Records that describe figures:
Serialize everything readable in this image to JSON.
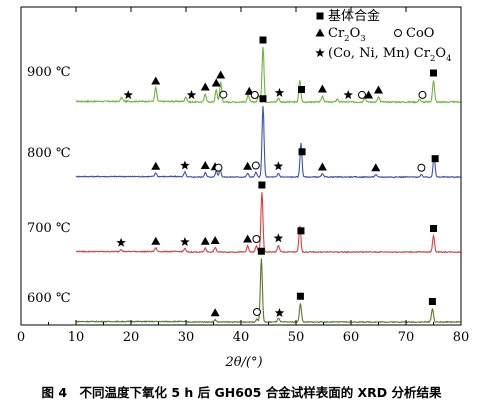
{
  "chart_data": {
    "type": "line",
    "xlabel": "2θ/(°)",
    "xlim": [
      0,
      80
    ],
    "x_ticks": [
      0,
      10,
      20,
      30,
      40,
      50,
      60,
      70,
      80
    ],
    "legend": {
      "placement": "top-right",
      "entries": [
        {
          "symbol": "square",
          "text": "基体合金"
        },
        {
          "symbol": "triangle",
          "text": "Cr",
          "sub": "2",
          "text2": "O",
          "sub2": "3"
        },
        {
          "symbol": "circle",
          "text": "CoO"
        },
        {
          "symbol": "star",
          "text": "(Co, Ni, Mn) Cr",
          "sub": "2",
          "text2": "O",
          "sub2": "4"
        }
      ]
    },
    "series": [
      {
        "name": "900 ℃",
        "color": "#6ab83a",
        "peaks": [
          [
            18.3,
            0.04
          ],
          [
            24.5,
            0.14
          ],
          [
            30.0,
            0.05
          ],
          [
            33.5,
            0.08
          ],
          [
            35.5,
            0.12
          ],
          [
            36.3,
            0.2
          ],
          [
            41.3,
            0.07
          ],
          [
            43.2,
            0.06
          ],
          [
            44.0,
            0.55
          ],
          [
            46.8,
            0.04
          ],
          [
            50.7,
            0.22
          ],
          [
            54.8,
            0.06
          ],
          [
            57.5,
            0.03
          ],
          [
            62.5,
            0.05
          ],
          [
            65.0,
            0.05
          ],
          [
            72.5,
            0.03
          ],
          [
            75.0,
            0.22
          ]
        ],
        "markers": [
          {
            "x": 19.5,
            "symbol": "star"
          },
          {
            "x": 24.5,
            "symbol": "triangle"
          },
          {
            "x": 31.0,
            "symbol": "star"
          },
          {
            "x": 33.5,
            "symbol": "triangle"
          },
          {
            "x": 35.5,
            "symbol": "triangle"
          },
          {
            "x": 36.3,
            "symbol": "triangle"
          },
          {
            "x": 36.8,
            "symbol": "circle"
          },
          {
            "x": 41.5,
            "symbol": "triangle"
          },
          {
            "x": 42.5,
            "symbol": "circle"
          },
          {
            "x": 44.0,
            "symbol": "square"
          },
          {
            "x": 47.0,
            "symbol": "star"
          },
          {
            "x": 51.0,
            "symbol": "square"
          },
          {
            "x": 54.8,
            "symbol": "triangle"
          },
          {
            "x": 59.5,
            "symbol": "star"
          },
          {
            "x": 62.0,
            "symbol": "circle"
          },
          {
            "x": 63.2,
            "symbol": "triangle"
          },
          {
            "x": 65.0,
            "symbol": "triangle"
          },
          {
            "x": 73.0,
            "symbol": "circle"
          },
          {
            "x": 75.0,
            "symbol": "square"
          }
        ]
      },
      {
        "name": "800 ℃",
        "color": "#3a52b8",
        "peaks": [
          [
            24.5,
            0.05
          ],
          [
            29.8,
            0.06
          ],
          [
            33.5,
            0.06
          ],
          [
            35.5,
            0.08
          ],
          [
            36.2,
            0.1
          ],
          [
            41.2,
            0.05
          ],
          [
            42.7,
            0.06
          ],
          [
            44.0,
            0.95
          ],
          [
            46.8,
            0.05
          ],
          [
            50.9,
            0.45
          ],
          [
            54.8,
            0.04
          ],
          [
            64.5,
            0.03
          ],
          [
            72.8,
            0.03
          ],
          [
            75.1,
            0.28
          ]
        ],
        "markers": [
          {
            "x": 24.5,
            "symbol": "triangle"
          },
          {
            "x": 29.8,
            "symbol": "star"
          },
          {
            "x": 33.5,
            "symbol": "triangle"
          },
          {
            "x": 35.3,
            "symbol": "triangle"
          },
          {
            "x": 35.9,
            "symbol": "circle"
          },
          {
            "x": 41.2,
            "symbol": "triangle"
          },
          {
            "x": 42.7,
            "symbol": "circle"
          },
          {
            "x": 44.0,
            "symbol": "square"
          },
          {
            "x": 46.8,
            "symbol": "star"
          },
          {
            "x": 51.1,
            "symbol": "square"
          },
          {
            "x": 54.8,
            "symbol": "triangle"
          },
          {
            "x": 64.5,
            "symbol": "triangle"
          },
          {
            "x": 72.8,
            "symbol": "circle"
          },
          {
            "x": 75.3,
            "symbol": "square"
          }
        ]
      },
      {
        "name": "700 ℃",
        "color": "#d94040",
        "peaks": [
          [
            18.2,
            0.03
          ],
          [
            24.5,
            0.05
          ],
          [
            29.8,
            0.04
          ],
          [
            33.5,
            0.05
          ],
          [
            35.3,
            0.06
          ],
          [
            41.2,
            0.08
          ],
          [
            42.8,
            0.08
          ],
          [
            43.8,
            0.8
          ],
          [
            46.8,
            0.09
          ],
          [
            50.7,
            0.35
          ],
          [
            75.0,
            0.22
          ]
        ],
        "markers": [
          {
            "x": 18.2,
            "symbol": "star"
          },
          {
            "x": 24.5,
            "symbol": "triangle"
          },
          {
            "x": 29.8,
            "symbol": "star"
          },
          {
            "x": 33.5,
            "symbol": "triangle"
          },
          {
            "x": 35.3,
            "symbol": "triangle"
          },
          {
            "x": 41.2,
            "symbol": "triangle"
          },
          {
            "x": 42.8,
            "symbol": "circle"
          },
          {
            "x": 43.8,
            "symbol": "square"
          },
          {
            "x": 46.8,
            "symbol": "star"
          },
          {
            "x": 50.9,
            "symbol": "square"
          },
          {
            "x": 75.0,
            "symbol": "square"
          }
        ]
      },
      {
        "name": "600 ℃",
        "color": "#5a7a2a",
        "peaks": [
          [
            35.3,
            0.03
          ],
          [
            42.9,
            0.04
          ],
          [
            43.7,
            0.85
          ],
          [
            46.8,
            0.05
          ],
          [
            50.8,
            0.25
          ],
          [
            74.8,
            0.18
          ]
        ],
        "markers": [
          {
            "x": 35.3,
            "symbol": "triangle"
          },
          {
            "x": 42.9,
            "symbol": "circle"
          },
          {
            "x": 43.7,
            "symbol": "square"
          },
          {
            "x": 47.0,
            "symbol": "star"
          },
          {
            "x": 50.8,
            "symbol": "square"
          },
          {
            "x": 74.8,
            "symbol": "square"
          }
        ]
      }
    ]
  },
  "caption": "图 4　不同温度下氧化 5 h 后 GH605 合金试样表面的 XRD 分析结果"
}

◆ Request
Show all lines in the entries above where the word "color" appears.

◆ Correct answer
        "color": "#6ab83a",
        "color": "#3a52b8",
        "color": "#d94040",
        "color": "#5a7a2a",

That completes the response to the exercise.